Short exercise >>
Say how many lines hold the string "this", and nothing more.

— BEGIN —

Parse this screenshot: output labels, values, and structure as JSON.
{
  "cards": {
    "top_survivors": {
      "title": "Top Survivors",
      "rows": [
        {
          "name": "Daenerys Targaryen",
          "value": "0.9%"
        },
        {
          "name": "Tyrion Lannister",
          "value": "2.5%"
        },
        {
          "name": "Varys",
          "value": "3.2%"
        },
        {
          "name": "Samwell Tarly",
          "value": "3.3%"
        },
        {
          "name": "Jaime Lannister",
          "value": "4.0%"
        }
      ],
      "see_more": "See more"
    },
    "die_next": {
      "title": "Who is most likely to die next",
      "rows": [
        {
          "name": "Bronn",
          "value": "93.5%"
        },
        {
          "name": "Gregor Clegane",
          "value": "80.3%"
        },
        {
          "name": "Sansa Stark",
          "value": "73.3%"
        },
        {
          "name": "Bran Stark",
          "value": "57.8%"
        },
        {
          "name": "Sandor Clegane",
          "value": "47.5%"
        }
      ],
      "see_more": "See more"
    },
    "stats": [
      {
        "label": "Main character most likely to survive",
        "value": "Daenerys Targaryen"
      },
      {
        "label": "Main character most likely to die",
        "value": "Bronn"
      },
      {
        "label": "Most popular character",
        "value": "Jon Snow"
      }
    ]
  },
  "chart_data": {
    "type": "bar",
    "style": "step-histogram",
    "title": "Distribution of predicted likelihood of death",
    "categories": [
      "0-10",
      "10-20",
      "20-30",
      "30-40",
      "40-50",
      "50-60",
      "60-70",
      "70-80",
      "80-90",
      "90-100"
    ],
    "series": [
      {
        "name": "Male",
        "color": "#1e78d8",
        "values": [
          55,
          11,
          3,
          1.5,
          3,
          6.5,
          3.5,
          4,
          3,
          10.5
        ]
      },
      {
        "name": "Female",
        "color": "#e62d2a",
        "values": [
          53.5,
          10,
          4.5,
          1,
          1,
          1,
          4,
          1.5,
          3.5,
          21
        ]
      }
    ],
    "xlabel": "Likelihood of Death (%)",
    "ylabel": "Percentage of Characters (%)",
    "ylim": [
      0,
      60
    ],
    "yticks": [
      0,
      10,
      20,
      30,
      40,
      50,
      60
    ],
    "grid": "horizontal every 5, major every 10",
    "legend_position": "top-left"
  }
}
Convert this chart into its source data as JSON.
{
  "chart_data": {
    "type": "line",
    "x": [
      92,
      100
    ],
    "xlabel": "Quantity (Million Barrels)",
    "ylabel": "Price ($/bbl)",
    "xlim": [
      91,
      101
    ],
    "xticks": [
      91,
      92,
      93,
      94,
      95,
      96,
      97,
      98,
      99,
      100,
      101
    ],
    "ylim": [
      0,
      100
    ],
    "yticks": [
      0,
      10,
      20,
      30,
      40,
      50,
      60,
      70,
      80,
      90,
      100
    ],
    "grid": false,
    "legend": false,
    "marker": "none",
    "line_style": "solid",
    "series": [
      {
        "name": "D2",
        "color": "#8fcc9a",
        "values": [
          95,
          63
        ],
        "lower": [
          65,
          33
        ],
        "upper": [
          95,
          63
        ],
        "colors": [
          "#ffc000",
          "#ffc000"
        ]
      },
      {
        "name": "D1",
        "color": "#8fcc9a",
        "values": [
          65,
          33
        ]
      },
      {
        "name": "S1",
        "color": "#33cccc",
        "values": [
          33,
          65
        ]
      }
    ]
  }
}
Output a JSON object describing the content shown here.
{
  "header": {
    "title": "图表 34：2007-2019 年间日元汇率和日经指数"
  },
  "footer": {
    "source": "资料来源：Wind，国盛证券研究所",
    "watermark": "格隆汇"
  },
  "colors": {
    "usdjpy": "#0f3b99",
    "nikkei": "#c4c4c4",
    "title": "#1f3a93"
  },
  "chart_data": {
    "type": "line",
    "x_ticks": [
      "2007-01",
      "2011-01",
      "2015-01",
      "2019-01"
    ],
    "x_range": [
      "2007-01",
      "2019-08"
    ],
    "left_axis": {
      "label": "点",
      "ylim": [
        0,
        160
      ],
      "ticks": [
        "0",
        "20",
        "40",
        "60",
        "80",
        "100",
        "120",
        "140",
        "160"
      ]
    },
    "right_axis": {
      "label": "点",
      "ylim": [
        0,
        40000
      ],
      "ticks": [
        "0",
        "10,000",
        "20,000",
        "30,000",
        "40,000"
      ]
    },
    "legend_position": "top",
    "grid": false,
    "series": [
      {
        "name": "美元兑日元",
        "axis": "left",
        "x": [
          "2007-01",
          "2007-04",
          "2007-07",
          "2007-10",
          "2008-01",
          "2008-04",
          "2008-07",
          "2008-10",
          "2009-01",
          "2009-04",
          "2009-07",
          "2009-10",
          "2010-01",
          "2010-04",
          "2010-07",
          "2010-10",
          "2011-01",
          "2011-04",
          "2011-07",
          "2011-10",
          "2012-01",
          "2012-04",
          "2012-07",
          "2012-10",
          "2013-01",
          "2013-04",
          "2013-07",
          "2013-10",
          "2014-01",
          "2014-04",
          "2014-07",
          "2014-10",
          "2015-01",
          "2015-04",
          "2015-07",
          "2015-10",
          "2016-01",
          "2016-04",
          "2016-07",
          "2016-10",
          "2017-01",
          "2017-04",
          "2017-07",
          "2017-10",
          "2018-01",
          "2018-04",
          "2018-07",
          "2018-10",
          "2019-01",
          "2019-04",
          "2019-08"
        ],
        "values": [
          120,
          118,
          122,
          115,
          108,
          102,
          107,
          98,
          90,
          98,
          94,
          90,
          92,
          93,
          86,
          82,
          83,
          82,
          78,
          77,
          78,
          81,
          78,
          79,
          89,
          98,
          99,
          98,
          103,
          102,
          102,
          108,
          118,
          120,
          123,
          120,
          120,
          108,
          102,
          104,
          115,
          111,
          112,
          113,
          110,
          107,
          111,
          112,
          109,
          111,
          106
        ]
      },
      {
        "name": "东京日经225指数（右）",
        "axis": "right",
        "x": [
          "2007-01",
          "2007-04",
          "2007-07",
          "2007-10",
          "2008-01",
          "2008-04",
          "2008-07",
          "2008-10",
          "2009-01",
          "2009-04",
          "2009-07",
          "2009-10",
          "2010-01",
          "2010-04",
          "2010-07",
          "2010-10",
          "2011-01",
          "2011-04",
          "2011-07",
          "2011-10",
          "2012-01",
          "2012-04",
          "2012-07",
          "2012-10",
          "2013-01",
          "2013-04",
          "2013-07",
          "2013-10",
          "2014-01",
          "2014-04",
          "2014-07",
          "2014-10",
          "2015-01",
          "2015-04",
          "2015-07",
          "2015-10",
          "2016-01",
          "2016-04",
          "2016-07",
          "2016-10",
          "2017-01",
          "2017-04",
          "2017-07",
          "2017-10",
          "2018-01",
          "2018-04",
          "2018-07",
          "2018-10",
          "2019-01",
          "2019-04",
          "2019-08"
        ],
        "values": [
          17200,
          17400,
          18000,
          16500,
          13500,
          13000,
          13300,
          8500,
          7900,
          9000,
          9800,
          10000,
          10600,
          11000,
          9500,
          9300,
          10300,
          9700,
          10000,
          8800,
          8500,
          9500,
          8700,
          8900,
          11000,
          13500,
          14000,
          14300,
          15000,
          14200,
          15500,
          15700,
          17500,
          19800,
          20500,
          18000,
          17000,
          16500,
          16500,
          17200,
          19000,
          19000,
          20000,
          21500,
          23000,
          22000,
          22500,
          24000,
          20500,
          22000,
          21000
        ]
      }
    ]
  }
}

— END —

Response >>
2